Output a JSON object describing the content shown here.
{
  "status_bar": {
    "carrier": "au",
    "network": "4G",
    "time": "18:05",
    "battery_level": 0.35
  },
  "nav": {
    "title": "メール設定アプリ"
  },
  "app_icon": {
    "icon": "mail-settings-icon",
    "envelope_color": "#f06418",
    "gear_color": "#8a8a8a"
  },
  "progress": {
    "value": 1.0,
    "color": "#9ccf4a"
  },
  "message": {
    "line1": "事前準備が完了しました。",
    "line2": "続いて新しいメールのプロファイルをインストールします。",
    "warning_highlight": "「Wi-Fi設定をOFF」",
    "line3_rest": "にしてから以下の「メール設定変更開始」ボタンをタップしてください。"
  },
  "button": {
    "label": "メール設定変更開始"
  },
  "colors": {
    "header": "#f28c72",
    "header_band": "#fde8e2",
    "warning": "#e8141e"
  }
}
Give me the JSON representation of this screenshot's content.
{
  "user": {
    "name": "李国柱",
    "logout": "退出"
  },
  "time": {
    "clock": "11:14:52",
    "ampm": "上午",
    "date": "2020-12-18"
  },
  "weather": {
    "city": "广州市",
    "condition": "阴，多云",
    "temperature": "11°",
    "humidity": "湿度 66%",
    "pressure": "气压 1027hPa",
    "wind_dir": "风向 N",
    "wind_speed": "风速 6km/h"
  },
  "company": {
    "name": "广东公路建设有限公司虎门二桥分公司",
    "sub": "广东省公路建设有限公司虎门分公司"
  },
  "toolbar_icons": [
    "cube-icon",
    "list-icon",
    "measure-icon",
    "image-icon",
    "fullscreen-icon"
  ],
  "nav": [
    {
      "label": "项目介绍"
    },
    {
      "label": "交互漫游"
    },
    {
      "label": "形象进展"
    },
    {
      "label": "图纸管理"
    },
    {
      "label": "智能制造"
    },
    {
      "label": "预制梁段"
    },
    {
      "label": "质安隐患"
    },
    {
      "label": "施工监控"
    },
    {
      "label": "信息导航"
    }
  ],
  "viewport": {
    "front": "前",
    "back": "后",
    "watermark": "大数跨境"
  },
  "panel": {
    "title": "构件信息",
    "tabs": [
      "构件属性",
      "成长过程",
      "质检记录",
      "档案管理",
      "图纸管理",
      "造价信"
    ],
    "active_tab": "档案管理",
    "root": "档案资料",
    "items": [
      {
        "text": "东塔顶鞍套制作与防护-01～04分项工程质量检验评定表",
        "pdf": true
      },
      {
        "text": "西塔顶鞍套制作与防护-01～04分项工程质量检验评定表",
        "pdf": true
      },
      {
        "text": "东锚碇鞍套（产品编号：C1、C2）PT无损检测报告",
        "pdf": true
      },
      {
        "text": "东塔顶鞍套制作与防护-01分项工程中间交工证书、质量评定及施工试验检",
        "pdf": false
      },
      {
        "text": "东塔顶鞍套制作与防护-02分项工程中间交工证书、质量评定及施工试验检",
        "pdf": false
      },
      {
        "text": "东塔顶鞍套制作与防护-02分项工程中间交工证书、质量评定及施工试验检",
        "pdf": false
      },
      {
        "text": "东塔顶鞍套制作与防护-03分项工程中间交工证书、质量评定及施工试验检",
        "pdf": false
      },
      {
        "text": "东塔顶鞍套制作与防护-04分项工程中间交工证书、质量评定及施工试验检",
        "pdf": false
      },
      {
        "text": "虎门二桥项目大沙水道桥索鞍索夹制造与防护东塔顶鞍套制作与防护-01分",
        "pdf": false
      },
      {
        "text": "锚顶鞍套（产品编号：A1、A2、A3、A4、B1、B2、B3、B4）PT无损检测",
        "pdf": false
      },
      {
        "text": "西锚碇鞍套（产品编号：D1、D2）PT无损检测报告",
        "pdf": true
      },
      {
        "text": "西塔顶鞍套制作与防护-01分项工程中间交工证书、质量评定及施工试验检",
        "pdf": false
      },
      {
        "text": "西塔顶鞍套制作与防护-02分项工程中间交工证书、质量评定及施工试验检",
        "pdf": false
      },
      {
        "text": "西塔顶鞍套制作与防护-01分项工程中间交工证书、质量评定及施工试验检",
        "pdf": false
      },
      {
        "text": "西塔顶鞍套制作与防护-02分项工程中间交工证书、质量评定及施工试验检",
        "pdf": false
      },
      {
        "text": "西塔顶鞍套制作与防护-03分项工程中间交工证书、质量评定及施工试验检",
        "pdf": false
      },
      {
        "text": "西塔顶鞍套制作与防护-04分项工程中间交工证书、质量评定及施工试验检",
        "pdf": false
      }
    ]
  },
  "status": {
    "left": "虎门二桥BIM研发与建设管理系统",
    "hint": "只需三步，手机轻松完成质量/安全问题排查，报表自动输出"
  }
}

··········

● Short task
Take the entries above and copy them out exactly.

● Solution to this problem
Output a JSON object describing the content shown here.
{
  "status_bar": {
    "carrier": "au",
    "network": "4G",
    "time": "18:05",
    "battery_level": 0.35
  },
  "nav": {
    "title": "メール設定アプリ"
  },
  "app_icon": {
    "icon": "mail-settings-icon",
    "envelope_color": "#f06418",
    "gear_color": "#8a8a8a"
  },
  "progress": {
    "value": 1.0,
    "color": "#9ccf4a"
  },
  "message": {
    "line1": "事前準備が完了しました。",
    "line2": "続いて新しいメールのプロファイルをインストールします。",
    "warning_highlight": "「Wi-Fi設定をOFF」",
    "line3_rest": "にしてから以下の「メール設定変更開始」ボタンをタップしてください。"
  },
  "button": {
    "label": "メール設定変更開始"
  },
  "colors": {
    "header": "#f28c72",
    "header_band": "#fde8e2",
    "warning": "#e8141e"
  }
}
Give me the JSON representation of this screenshot's content.
{
  "user": {
    "name": "李国柱",
    "logout": "退出"
  },
  "time": {
    "clock": "11:14:52",
    "ampm": "上午",
    "date": "2020-12-18"
  },
  "weather": {
    "city": "广州市",
    "condition": "阴，多云",
    "temperature": "11°",
    "humidity": "湿度 66%",
    "pressure": "气压 1027hPa",
    "wind_dir": "风向 N",
    "wind_speed": "风速 6km/h"
  },
  "company": {
    "name": "广东公路建设有限公司虎门二桥分公司",
    "sub": "广东省公路建设有限公司虎门分公司"
  },
  "toolbar_icons": [
    "cube-icon",
    "list-icon",
    "measure-icon",
    "image-icon",
    "fullscreen-icon"
  ],
  "nav": [
    {
      "label": "项目介绍"
    },
    {
      "label": "交互漫游"
    },
    {
      "label": "形象进展"
    },
    {
      "label": "图纸管理"
    },
    {
      "label": "智能制造"
    },
    {
      "label": "预制梁段"
    },
    {
      "label": "质安隐患"
    },
    {
      "label": "施工监控"
    },
    {
      "label": "信息导航"
    }
  ],
  "viewport": {
    "front": "前",
    "back": "后",
    "watermark": "大数跨境"
  },
  "panel": {
    "title": "构件信息",
    "tabs": [
      "构件属性",
      "成长过程",
      "质检记录",
      "档案管理",
      "图纸管理",
      "造价信"
    ],
    "active_tab": "档案管理",
    "root": "档案资料",
    "items": [
      {
        "text": "东塔顶鞍套制作与防护-01～04分项工程质量检验评定表",
        "pdf": true
      },
      {
        "text": "西塔顶鞍套制作与防护-01～04分项工程质量检验评定表",
        "pdf": true
      },
      {
        "text": "东锚碇鞍套（产品编号：C1、C2）PT无损检测报告",
        "pdf": true
      },
      {
        "text": "东塔顶鞍套制作与防护-01分项工程中间交工证书、质量评定及施工试验检",
        "pdf": false
      },
      {
        "text": "东塔顶鞍套制作与防护-02分项工程中间交工证书、质量评定及施工试验检",
        "pdf": false
      },
      {
        "text": "东塔顶鞍套制作与防护-02分项工程中间交工证书、质量评定及施工试验检",
        "pdf": false
      },
      {
        "text": "东塔顶鞍套制作与防护-03分项工程中间交工证书、质量评定及施工试验检",
        "pdf": false
      },
      {
        "text": "东塔顶鞍套制作与防护-04分项工程中间交工证书、质量评定及施工试验检",
        "pdf": false
      },
      {
        "text": "虎门二桥项目大沙水道桥索鞍索夹制造与防护东塔顶鞍套制作与防护-01分",
        "pdf": false
      },
      {
        "text": "锚顶鞍套（产品编号：A1、A2、A3、A4、B1、B2、B3、B4）PT无损检测",
        "pdf": false
      },
      {
        "text": "西锚碇鞍套（产品编号：D1、D2）PT无损检测报告",
        "pdf": true
      },
      {
        "text": "西塔顶鞍套制作与防护-01分项工程中间交工证书、质量评定及施工试验检",
        "pdf": false
      },
      {
        "text": "西塔顶鞍套制作与防护-02分项工程中间交工证书、质量评定及施工试验检",
        "pdf": false
      },
      {
        "text": "西塔顶鞍套制作与防护-01分项工程中间交工证书、质量评定及施工试验检",
        "pdf": false
      },
      {
        "text": "西塔顶鞍套制作与防护-02分项工程中间交工证书、质量评定及施工试验检",
        "pdf": false
      },
      {
        "text": "西塔顶鞍套制作与防护-03分项工程中间交工证书、质量评定及施工试验检",
        "pdf": false
      },
      {
        "text": "西塔顶鞍套制作与防护-04分项工程中间交工证书、质量评定及施工试验检",
        "pdf": false
      }
    ]
  },
  "status": {
    "left": "虎门二桥BIM研发与建设管理系统",
    "hint": "只需三步，手机轻松完成质量/安全问题排查，报表自动输出"
  }
}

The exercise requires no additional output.